— START OF DATA SUPPLIED —

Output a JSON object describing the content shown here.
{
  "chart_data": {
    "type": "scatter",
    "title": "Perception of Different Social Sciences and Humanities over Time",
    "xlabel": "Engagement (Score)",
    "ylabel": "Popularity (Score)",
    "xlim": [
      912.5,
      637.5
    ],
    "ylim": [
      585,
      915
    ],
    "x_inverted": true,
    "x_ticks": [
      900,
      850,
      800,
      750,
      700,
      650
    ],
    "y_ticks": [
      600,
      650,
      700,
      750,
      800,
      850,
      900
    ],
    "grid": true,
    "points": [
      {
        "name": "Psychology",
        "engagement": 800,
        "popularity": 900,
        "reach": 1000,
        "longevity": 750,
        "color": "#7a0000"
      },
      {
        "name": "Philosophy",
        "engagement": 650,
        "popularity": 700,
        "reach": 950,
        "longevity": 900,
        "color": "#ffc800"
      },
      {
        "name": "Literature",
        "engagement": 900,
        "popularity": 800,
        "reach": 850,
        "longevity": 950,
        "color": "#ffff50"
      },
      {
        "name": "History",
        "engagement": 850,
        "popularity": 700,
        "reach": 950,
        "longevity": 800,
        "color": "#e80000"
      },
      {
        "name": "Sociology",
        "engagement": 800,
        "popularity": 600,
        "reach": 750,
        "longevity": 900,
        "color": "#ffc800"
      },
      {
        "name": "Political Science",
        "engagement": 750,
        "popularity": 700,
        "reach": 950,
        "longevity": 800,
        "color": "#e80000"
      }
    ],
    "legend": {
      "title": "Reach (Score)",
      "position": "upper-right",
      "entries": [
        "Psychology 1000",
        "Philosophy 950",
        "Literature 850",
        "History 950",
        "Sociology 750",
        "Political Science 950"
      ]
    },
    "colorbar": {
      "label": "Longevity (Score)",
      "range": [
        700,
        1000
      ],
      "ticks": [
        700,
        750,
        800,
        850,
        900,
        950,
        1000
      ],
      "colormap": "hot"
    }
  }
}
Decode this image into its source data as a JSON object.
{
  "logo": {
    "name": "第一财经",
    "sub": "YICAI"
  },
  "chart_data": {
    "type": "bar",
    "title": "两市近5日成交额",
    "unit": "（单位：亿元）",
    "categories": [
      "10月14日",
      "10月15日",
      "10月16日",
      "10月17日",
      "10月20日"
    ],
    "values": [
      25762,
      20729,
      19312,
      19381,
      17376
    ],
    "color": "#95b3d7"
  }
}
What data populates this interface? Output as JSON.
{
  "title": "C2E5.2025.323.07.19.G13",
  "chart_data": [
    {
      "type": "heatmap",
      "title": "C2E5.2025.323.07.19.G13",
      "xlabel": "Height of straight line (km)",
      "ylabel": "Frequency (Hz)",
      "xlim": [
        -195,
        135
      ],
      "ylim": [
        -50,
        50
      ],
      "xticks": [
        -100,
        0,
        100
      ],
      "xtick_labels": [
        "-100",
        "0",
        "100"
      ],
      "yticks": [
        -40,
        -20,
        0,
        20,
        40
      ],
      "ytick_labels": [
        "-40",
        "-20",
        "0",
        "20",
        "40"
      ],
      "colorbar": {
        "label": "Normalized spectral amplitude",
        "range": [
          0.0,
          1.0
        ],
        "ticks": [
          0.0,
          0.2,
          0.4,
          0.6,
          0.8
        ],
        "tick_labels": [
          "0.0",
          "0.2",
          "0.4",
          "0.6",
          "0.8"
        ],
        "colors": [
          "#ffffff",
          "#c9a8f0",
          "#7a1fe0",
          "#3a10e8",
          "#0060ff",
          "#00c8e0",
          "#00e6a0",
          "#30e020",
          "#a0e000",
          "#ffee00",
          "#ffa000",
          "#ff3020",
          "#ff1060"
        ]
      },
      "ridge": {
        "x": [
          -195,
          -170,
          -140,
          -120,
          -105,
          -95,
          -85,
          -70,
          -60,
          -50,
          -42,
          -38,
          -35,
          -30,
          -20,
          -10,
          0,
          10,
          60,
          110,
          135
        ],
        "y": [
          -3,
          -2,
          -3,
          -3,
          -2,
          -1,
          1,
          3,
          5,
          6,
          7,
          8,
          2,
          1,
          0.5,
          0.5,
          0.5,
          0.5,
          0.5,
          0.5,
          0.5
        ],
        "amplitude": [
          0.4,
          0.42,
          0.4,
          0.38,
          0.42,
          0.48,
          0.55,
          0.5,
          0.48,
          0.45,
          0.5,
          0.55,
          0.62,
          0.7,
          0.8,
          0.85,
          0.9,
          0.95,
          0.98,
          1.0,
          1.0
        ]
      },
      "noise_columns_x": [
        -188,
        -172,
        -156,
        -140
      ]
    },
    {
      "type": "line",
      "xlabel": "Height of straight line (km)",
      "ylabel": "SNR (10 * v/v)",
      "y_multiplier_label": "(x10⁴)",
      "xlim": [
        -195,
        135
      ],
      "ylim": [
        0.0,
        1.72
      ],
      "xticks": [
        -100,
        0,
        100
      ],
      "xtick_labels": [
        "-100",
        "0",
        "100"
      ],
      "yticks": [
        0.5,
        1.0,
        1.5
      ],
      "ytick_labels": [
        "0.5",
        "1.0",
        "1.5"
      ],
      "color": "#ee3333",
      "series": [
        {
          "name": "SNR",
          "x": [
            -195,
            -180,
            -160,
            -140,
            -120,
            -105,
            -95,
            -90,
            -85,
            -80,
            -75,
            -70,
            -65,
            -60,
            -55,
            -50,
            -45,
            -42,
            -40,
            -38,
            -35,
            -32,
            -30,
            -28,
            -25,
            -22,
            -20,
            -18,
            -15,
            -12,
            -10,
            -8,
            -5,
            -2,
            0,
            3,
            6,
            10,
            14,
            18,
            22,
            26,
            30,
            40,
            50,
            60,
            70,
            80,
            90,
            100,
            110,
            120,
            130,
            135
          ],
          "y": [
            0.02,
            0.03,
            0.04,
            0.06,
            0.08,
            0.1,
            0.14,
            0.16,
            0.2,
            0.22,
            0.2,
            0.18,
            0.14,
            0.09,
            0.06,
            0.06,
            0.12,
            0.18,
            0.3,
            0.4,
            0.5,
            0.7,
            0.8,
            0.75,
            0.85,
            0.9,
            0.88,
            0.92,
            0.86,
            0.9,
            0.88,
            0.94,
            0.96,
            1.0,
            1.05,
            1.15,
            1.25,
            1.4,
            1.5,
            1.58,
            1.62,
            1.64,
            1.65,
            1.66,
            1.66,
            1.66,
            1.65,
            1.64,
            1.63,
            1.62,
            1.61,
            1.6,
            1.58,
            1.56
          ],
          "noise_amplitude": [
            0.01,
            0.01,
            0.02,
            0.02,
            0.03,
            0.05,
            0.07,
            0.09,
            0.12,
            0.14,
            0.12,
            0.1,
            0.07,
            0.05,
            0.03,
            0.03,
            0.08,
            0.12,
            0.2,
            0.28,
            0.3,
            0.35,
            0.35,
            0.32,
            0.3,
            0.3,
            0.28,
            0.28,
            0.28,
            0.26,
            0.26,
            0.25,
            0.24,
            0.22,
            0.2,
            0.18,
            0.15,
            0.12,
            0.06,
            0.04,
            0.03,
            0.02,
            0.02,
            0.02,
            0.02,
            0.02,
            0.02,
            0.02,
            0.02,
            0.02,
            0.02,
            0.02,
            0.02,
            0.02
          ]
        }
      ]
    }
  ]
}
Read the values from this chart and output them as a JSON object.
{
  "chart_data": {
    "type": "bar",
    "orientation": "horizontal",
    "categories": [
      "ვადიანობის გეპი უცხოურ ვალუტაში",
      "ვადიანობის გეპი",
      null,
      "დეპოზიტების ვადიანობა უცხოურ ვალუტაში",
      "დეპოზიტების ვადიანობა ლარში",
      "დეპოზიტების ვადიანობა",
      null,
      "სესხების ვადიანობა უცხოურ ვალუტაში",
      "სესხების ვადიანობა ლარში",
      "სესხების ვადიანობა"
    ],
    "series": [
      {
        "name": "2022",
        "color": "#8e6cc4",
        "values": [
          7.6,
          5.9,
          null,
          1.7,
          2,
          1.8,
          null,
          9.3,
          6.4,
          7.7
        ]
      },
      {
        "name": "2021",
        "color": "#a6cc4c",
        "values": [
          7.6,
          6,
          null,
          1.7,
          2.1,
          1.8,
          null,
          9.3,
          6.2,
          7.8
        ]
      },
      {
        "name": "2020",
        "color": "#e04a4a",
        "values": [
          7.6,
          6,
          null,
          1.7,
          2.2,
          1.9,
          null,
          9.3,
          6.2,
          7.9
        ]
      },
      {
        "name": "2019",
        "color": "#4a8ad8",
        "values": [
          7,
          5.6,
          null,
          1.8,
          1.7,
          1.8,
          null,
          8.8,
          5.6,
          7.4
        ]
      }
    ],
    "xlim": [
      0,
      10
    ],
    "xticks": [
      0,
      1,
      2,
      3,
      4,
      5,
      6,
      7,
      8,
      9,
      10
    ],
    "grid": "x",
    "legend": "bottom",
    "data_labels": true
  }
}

— END OF DATA SUPPLIED —

WHAT YOU NEED TO DO. Within the listing above, find every line containing the string "name" and return it.

FULL SOLUTION.
        "name": "Psychology",
        "name": "Philosophy",
        "name": "Literature",
        "name": "History",
        "name": "Sociology",
        "name": "Political Science",
    "name": "第一财经",
          "name": "SNR",
        "name": "2022",
        "name": "2021",
        "name": "2020",
        "name": "2019",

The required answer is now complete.